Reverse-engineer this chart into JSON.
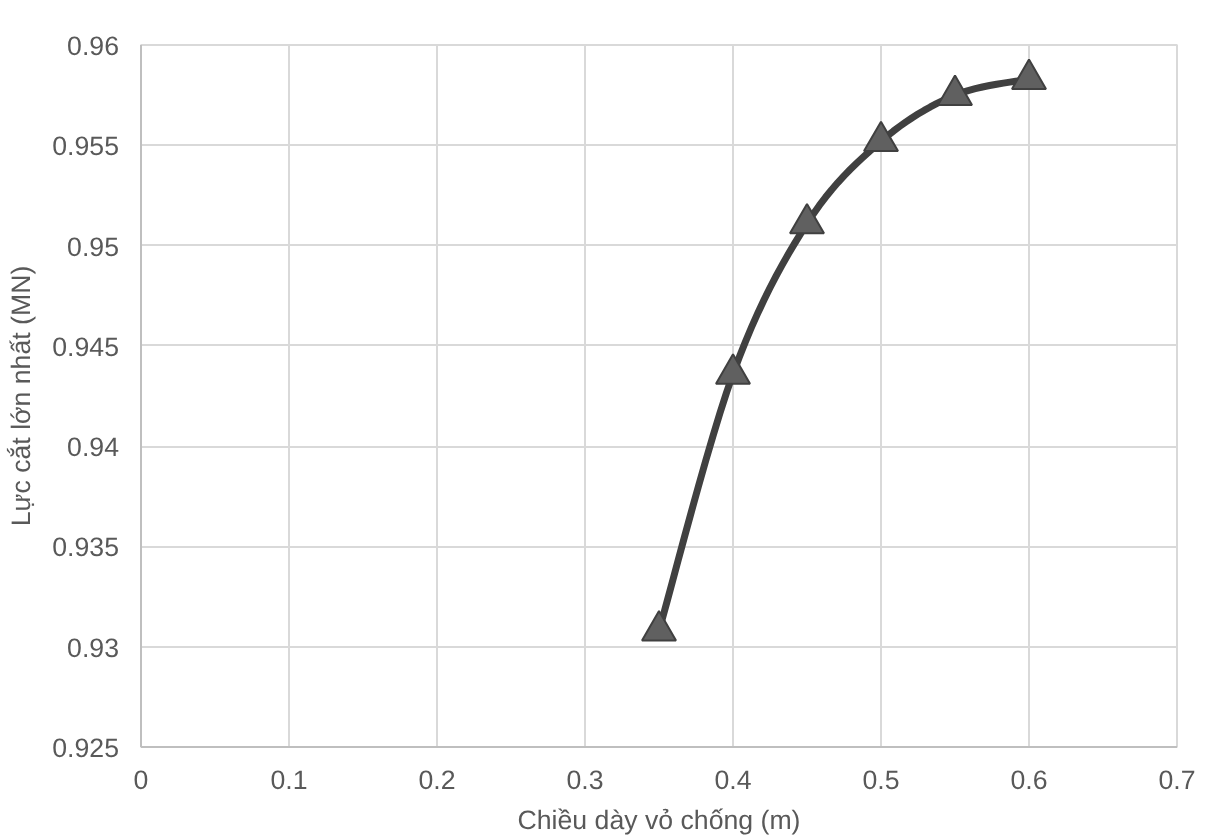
{
  "chart_data": {
    "type": "line",
    "xlabel": "Chiều dày vỏ chống (m)",
    "ylabel": "Lực cắt lớn nhất (MN)",
    "x": [
      0.35,
      0.4,
      0.45,
      0.5,
      0.55,
      0.6
    ],
    "series": [
      {
        "color": "#404040",
        "values": [
          0.9308,
          0.9436,
          0.9511,
          0.9552,
          0.9575,
          0.9583
        ]
      }
    ],
    "xlim": [
      0,
      0.7
    ],
    "xticks": [
      0,
      0.1,
      0.2,
      0.3,
      0.4,
      0.5,
      0.6,
      0.7
    ],
    "ylim": [
      0.925,
      0.96
    ],
    "yticks": [
      0.925,
      0.93,
      0.935,
      0.94,
      0.945,
      0.95,
      0.955,
      0.96
    ],
    "grid": true,
    "marker": "triangle",
    "line_style": "solid"
  }
}
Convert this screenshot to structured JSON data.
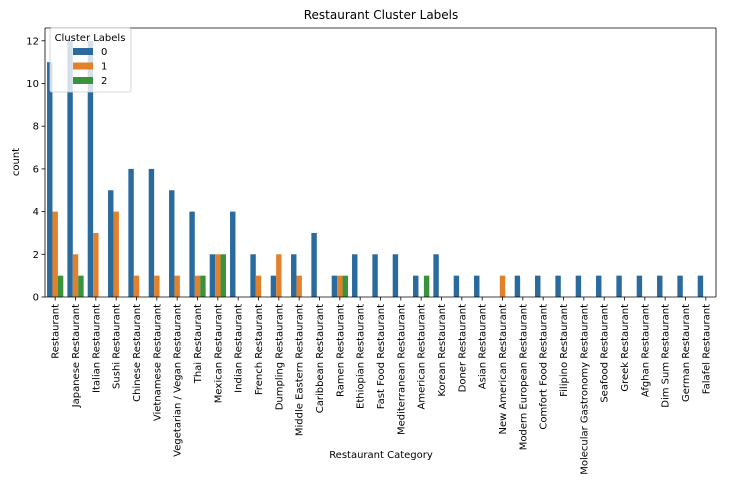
{
  "chart_data": {
    "type": "bar",
    "title": "Restaurant Cluster Labels",
    "xlabel": "Restaurant Category",
    "ylabel": "count",
    "ylim": [
      0,
      12.6
    ],
    "yticks": [
      0,
      2,
      4,
      6,
      8,
      10,
      12
    ],
    "grid": false,
    "legend": {
      "title": "Cluster Labels",
      "position": "top-left"
    },
    "categories": [
      "Restaurant",
      "Japanese Restaurant",
      "Italian Restaurant",
      "Sushi Restaurant",
      "Chinese Restaurant",
      "Vietnamese Restaurant",
      "Vegetarian / Vegan Restaurant",
      "Thai Restaurant",
      "Mexican Restaurant",
      "Indian Restaurant",
      "French Restaurant",
      "Dumpling Restaurant",
      "Middle Eastern Restaurant",
      "Caribbean Restaurant",
      "Ramen Restaurant",
      "Ethiopian Restaurant",
      "Fast Food Restaurant",
      "Mediterranean Restaurant",
      "American Restaurant",
      "Korean Restaurant",
      "Doner Restaurant",
      "Asian Restaurant",
      "New American Restaurant",
      "Modern European Restaurant",
      "Comfort Food Restaurant",
      "Filipino Restaurant",
      "Molecular Gastronomy Restaurant",
      "Seafood Restaurant",
      "Greek Restaurant",
      "Afghan Restaurant",
      "Dim Sum Restaurant",
      "German Restaurant",
      "Falafel Restaurant"
    ],
    "series": [
      {
        "name": "0",
        "color": "#2b6a9c",
        "values": [
          11,
          12,
          12,
          5,
          6,
          6,
          5,
          4,
          2,
          4,
          2,
          1,
          2,
          3,
          1,
          2,
          2,
          2,
          1,
          2,
          1,
          1,
          0,
          1,
          1,
          1,
          1,
          1,
          1,
          1,
          1,
          1,
          1
        ]
      },
      {
        "name": "1",
        "color": "#e1812c",
        "values": [
          4,
          2,
          3,
          4,
          1,
          1,
          1,
          1,
          2,
          0,
          1,
          2,
          1,
          0,
          1,
          0,
          0,
          0,
          0,
          0,
          0,
          0,
          1,
          0,
          0,
          0,
          0,
          0,
          0,
          0,
          0,
          0,
          0
        ]
      },
      {
        "name": "2",
        "color": "#3a923a",
        "values": [
          1,
          1,
          0,
          0,
          0,
          0,
          0,
          1,
          2,
          0,
          0,
          0,
          0,
          0,
          1,
          0,
          0,
          0,
          1,
          0,
          0,
          0,
          0,
          0,
          0,
          0,
          0,
          0,
          0,
          0,
          0,
          0,
          0
        ]
      }
    ]
  }
}
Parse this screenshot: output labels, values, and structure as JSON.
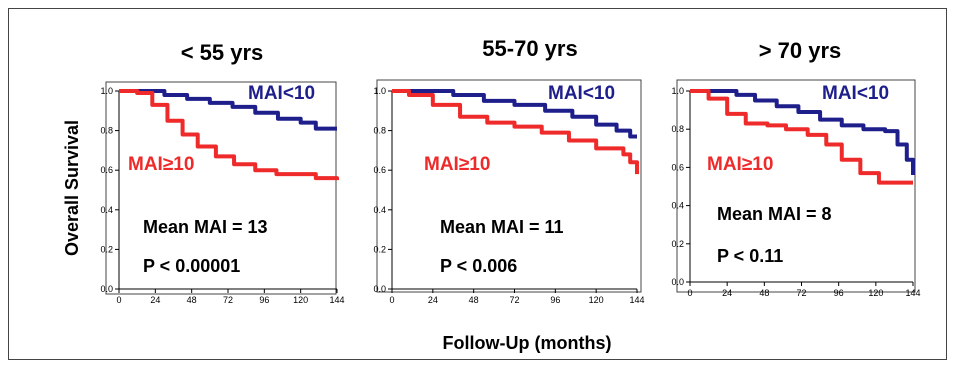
{
  "colors": {
    "mai_lt10": "#1f1f8c",
    "mai_ge10": "#ee2a2a",
    "axis": "#000000",
    "frame": "#444444"
  },
  "ylabel": "Overall Survival",
  "xlabel": "Follow-Up (months)",
  "chart_data": [
    {
      "type": "line",
      "title": "< 55 yrs",
      "xlim": [
        0,
        144
      ],
      "ylim": [
        0.0,
        1.0
      ],
      "x_ticks": [
        "0",
        "24",
        "48",
        "72",
        "96",
        "120",
        "144"
      ],
      "y_ticks": [
        "0.0",
        "0.2",
        "0.4",
        "0.6",
        "0.8",
        "1.0"
      ],
      "series": [
        {
          "name": "MAI<10",
          "color": "#1f1f8c",
          "points": [
            [
              0,
              1.0
            ],
            [
              18,
              1.0
            ],
            [
              30,
              0.98
            ],
            [
              45,
              0.96
            ],
            [
              60,
              0.94
            ],
            [
              75,
              0.92
            ],
            [
              90,
              0.89
            ],
            [
              105,
              0.86
            ],
            [
              120,
              0.84
            ],
            [
              130,
              0.81
            ],
            [
              144,
              0.81
            ]
          ]
        },
        {
          "name": "MAI≥10",
          "color": "#ee2a2a",
          "points": [
            [
              0,
              1.0
            ],
            [
              12,
              0.99
            ],
            [
              22,
              0.93
            ],
            [
              32,
              0.85
            ],
            [
              42,
              0.78
            ],
            [
              52,
              0.72
            ],
            [
              64,
              0.67
            ],
            [
              76,
              0.63
            ],
            [
              90,
              0.6
            ],
            [
              104,
              0.58
            ],
            [
              120,
              0.58
            ],
            [
              130,
              0.56
            ],
            [
              144,
              0.55
            ]
          ]
        }
      ],
      "annotations": [
        "Mean MAI = 13",
        "P < 0.00001"
      ]
    },
    {
      "type": "line",
      "title": "55-70 yrs",
      "xlim": [
        0,
        144
      ],
      "ylim": [
        0.0,
        1.0
      ],
      "x_ticks": [
        "0",
        "24",
        "48",
        "72",
        "96",
        "120",
        "144"
      ],
      "y_ticks": [
        "0.0",
        "0.2",
        "0.4",
        "0.6",
        "0.8",
        "1.0"
      ],
      "series": [
        {
          "name": "MAI<10",
          "color": "#1f1f8c",
          "points": [
            [
              0,
              1.0
            ],
            [
              20,
              1.0
            ],
            [
              36,
              0.98
            ],
            [
              54,
              0.95
            ],
            [
              72,
              0.93
            ],
            [
              90,
              0.9
            ],
            [
              106,
              0.87
            ],
            [
              120,
              0.83
            ],
            [
              132,
              0.8
            ],
            [
              140,
              0.77
            ],
            [
              144,
              0.77
            ]
          ]
        },
        {
          "name": "MAI≥10",
          "color": "#ee2a2a",
          "points": [
            [
              0,
              1.0
            ],
            [
              10,
              0.98
            ],
            [
              24,
              0.93
            ],
            [
              40,
              0.87
            ],
            [
              56,
              0.84
            ],
            [
              72,
              0.82
            ],
            [
              88,
              0.79
            ],
            [
              104,
              0.75
            ],
            [
              120,
              0.71
            ],
            [
              136,
              0.68
            ],
            [
              140,
              0.64
            ],
            [
              144,
              0.58
            ]
          ]
        }
      ],
      "annotations": [
        "Mean MAI = 11",
        "P < 0.006"
      ]
    },
    {
      "type": "line",
      "title": "> 70 yrs",
      "xlim": [
        0,
        144
      ],
      "ylim": [
        0.0,
        1.0
      ],
      "x_ticks": [
        "0",
        "24",
        "48",
        "72",
        "96",
        "120",
        "144"
      ],
      "y_ticks": [
        "0.0",
        "0.2",
        "0.4",
        "0.6",
        "0.8",
        "1.0"
      ],
      "series": [
        {
          "name": "MAI<10",
          "color": "#1f1f8c",
          "points": [
            [
              0,
              1.0
            ],
            [
              18,
              1.0
            ],
            [
              30,
              0.98
            ],
            [
              42,
              0.95
            ],
            [
              56,
              0.92
            ],
            [
              70,
              0.89
            ],
            [
              84,
              0.85
            ],
            [
              98,
              0.82
            ],
            [
              112,
              0.8
            ],
            [
              126,
              0.79
            ],
            [
              134,
              0.72
            ],
            [
              140,
              0.64
            ],
            [
              144,
              0.56
            ]
          ]
        },
        {
          "name": "MAI≥10",
          "color": "#ee2a2a",
          "points": [
            [
              0,
              1.0
            ],
            [
              12,
              0.96
            ],
            [
              24,
              0.88
            ],
            [
              36,
              0.83
            ],
            [
              50,
              0.82
            ],
            [
              62,
              0.8
            ],
            [
              76,
              0.77
            ],
            [
              88,
              0.72
            ],
            [
              98,
              0.64
            ],
            [
              110,
              0.57
            ],
            [
              122,
              0.52
            ],
            [
              144,
              0.52
            ]
          ]
        }
      ],
      "annotations": [
        "Mean MAI = 8",
        "P < 0.11"
      ]
    }
  ]
}
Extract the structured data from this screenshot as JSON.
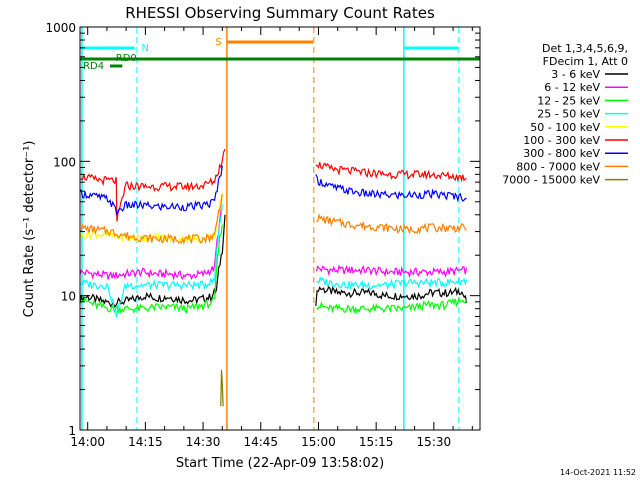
{
  "chart_data": {
    "type": "line",
    "title": "RHESSI Observing Summary Count Rates",
    "xlabel": "Start Time (22-Apr-09 13:58:02)",
    "ylabel": "Count Rate (s⁻¹ detector⁻¹)",
    "x_unit": "minutes since 13:58:02",
    "xlim": [
      0,
      104
    ],
    "ylim": [
      1,
      1000
    ],
    "yscale": "log",
    "x_ticks": [
      "14:00",
      "14:15",
      "14:30",
      "14:45",
      "15:00",
      "15:15",
      "15:30"
    ],
    "x_tick_values": [
      2,
      17,
      32,
      47,
      62,
      77,
      92
    ],
    "y_ticks": [
      "1",
      "10",
      "100",
      "1000"
    ],
    "y_tick_values": [
      1,
      10,
      100,
      1000
    ],
    "legend_header": [
      "Det 1,3,4,5,6,9,",
      "FDecim 1, Att 0"
    ],
    "legend_position": "right",
    "data_gap": [
      38,
      61
    ],
    "series": [
      {
        "name": "3 - 6 keV",
        "color": "#000000",
        "x": [
          0,
          2,
          5,
          8,
          11,
          14,
          17,
          20,
          23,
          26,
          29,
          32,
          34,
          35.5,
          37,
          37.7,
          61.3,
          62,
          64,
          67,
          70,
          73,
          76,
          79,
          82,
          85,
          88,
          91,
          94,
          97,
          99,
          100.5
        ],
        "y": [
          9.5,
          9.8,
          9.2,
          8.8,
          9.0,
          9.4,
          10.0,
          9.6,
          9.8,
          9.4,
          9.2,
          9.5,
          9.8,
          11,
          22,
          40,
          9.0,
          11.5,
          11,
          10.5,
          10.5,
          10.5,
          10.5,
          10,
          10,
          10,
          10,
          10.5,
          10.5,
          10.5,
          11,
          9
        ]
      },
      {
        "name": "6 - 12 keV",
        "color": "#ff00ff",
        "x": [
          0,
          4,
          8,
          12,
          16,
          20,
          24,
          28,
          32,
          35,
          37,
          61.5,
          65,
          70,
          75,
          80,
          85,
          90,
          95,
          100.5
        ],
        "y": [
          15,
          14.5,
          14,
          14.5,
          15,
          14.5,
          14.5,
          14,
          14.5,
          16,
          45,
          16,
          15.5,
          15.5,
          15.5,
          15,
          15,
          15,
          15,
          15.5
        ]
      },
      {
        "name": "12 - 25 keV",
        "color": "#00ff00",
        "x": [
          0,
          4,
          8,
          12,
          16,
          20,
          24,
          28,
          32,
          35,
          37,
          61.5,
          65,
          70,
          75,
          80,
          85,
          90,
          95,
          100.5
        ],
        "y": [
          9.5,
          8.5,
          8,
          8,
          8,
          8.2,
          8.2,
          8.0,
          8.5,
          9,
          35,
          8.5,
          8,
          8,
          8,
          8,
          8,
          8.5,
          8.5,
          9.5
        ]
      },
      {
        "name": "25 - 50 keV",
        "color": "#00ffff",
        "x": [
          0,
          4,
          7,
          9.5,
          12,
          16,
          20,
          24,
          28,
          32,
          35,
          37,
          61.5,
          65,
          70,
          75,
          80,
          85,
          90,
          95,
          100.5
        ],
        "y": [
          12.5,
          12,
          12,
          7,
          12,
          12,
          12,
          12,
          12,
          12,
          13,
          45,
          13,
          12.5,
          12,
          12,
          12,
          12.5,
          12.5,
          12.5,
          13
        ]
      },
      {
        "name": "50 - 100 keV",
        "color": "#ffff00",
        "x": [
          0,
          4,
          8,
          12,
          16,
          20,
          24,
          28,
          32,
          35,
          37
        ],
        "y": [
          28,
          29,
          28,
          27,
          27,
          27,
          26.5,
          26.5,
          26.5,
          28,
          55
        ]
      },
      {
        "name": "100 - 300 keV",
        "color": "#ff0000",
        "x": [
          0,
          4,
          8,
          9.4,
          9.6,
          12,
          16,
          20,
          24,
          28,
          32,
          35,
          37,
          37.7,
          61.3,
          62,
          65,
          70,
          75,
          80,
          85,
          90,
          95,
          100.5
        ],
        "y": [
          78,
          73,
          72,
          72,
          35,
          66,
          65,
          65,
          65,
          65,
          66,
          72,
          100,
          130,
          100,
          95,
          88,
          85,
          82,
          80,
          80,
          80,
          78,
          76
        ]
      },
      {
        "name": "300 - 800 keV",
        "color": "#0000ff",
        "x": [
          0,
          4,
          7.5,
          9.5,
          12,
          16,
          20,
          24,
          28,
          32,
          35,
          37,
          61.3,
          62,
          65,
          70,
          75,
          80,
          85,
          90,
          95,
          100.5
        ],
        "y": [
          58,
          55,
          52,
          42,
          47,
          47,
          46,
          46,
          46,
          47,
          50,
          90,
          75,
          72,
          65,
          60,
          57,
          56,
          56,
          57,
          56,
          54
        ]
      },
      {
        "name": "800 - 7000 keV",
        "color": "#ff8000",
        "x": [
          0,
          4,
          8,
          12,
          16,
          20,
          24,
          28,
          32,
          35,
          37,
          61.5,
          65,
          70,
          75,
          80,
          85,
          90,
          95,
          100.5
        ],
        "y": [
          32,
          31,
          30,
          28,
          27,
          26.5,
          26.5,
          26.5,
          26.5,
          28,
          55,
          38,
          36,
          34,
          33,
          32,
          31,
          32,
          32,
          32
        ]
      },
      {
        "name": "7000 - 15000 keV",
        "color": "#808000",
        "x": [
          36.6,
          36.8,
          37,
          37.2
        ],
        "y": [
          1.5,
          2.8,
          2.2,
          1.5
        ]
      }
    ],
    "overlays": {
      "N_label": "N",
      "S_label": "S",
      "RD0_label": "RD0",
      "RD4_label": "RD4"
    }
  },
  "footer": {
    "date": "14-Oct-2021 11:52"
  }
}
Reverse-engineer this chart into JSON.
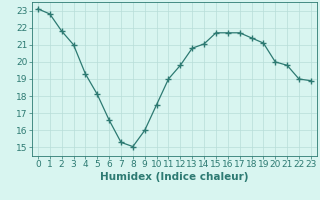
{
  "x": [
    0,
    1,
    2,
    3,
    4,
    5,
    6,
    7,
    8,
    9,
    10,
    11,
    12,
    13,
    14,
    15,
    16,
    17,
    18,
    19,
    20,
    21,
    22,
    23
  ],
  "y": [
    23.1,
    22.8,
    21.8,
    21.0,
    19.3,
    18.1,
    16.6,
    15.3,
    15.05,
    16.0,
    17.5,
    19.0,
    19.8,
    20.8,
    21.05,
    21.7,
    21.7,
    21.7,
    21.4,
    21.1,
    20.0,
    19.8,
    19.0,
    18.9
  ],
  "line_color": "#2d7a72",
  "marker": "+",
  "marker_size": 4,
  "background_color": "#d8f5f0",
  "grid_color": "#b8ddd8",
  "xlabel": "Humidex (Indice chaleur)",
  "xlim": [
    -0.5,
    23.5
  ],
  "ylim": [
    14.5,
    23.5
  ],
  "yticks": [
    15,
    16,
    17,
    18,
    19,
    20,
    21,
    22,
    23
  ],
  "xticks": [
    0,
    1,
    2,
    3,
    4,
    5,
    6,
    7,
    8,
    9,
    10,
    11,
    12,
    13,
    14,
    15,
    16,
    17,
    18,
    19,
    20,
    21,
    22,
    23
  ],
  "tick_color": "#2d7a72",
  "label_color": "#2d7a72",
  "font_size": 6.5,
  "xlabel_fontsize": 7.5
}
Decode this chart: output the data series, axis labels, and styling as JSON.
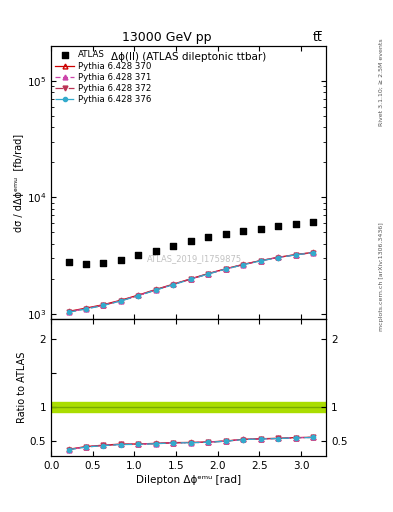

- **Short task**:
Check every line of the data above for the string "screenshot", and copy those that have it.

- **Solution for this problem**:
Convert this screenshot to structured JSON data.
Parse this screenshot: output labels, values, and structure as JSON.
Extract the structured data from this screenshot as JSON.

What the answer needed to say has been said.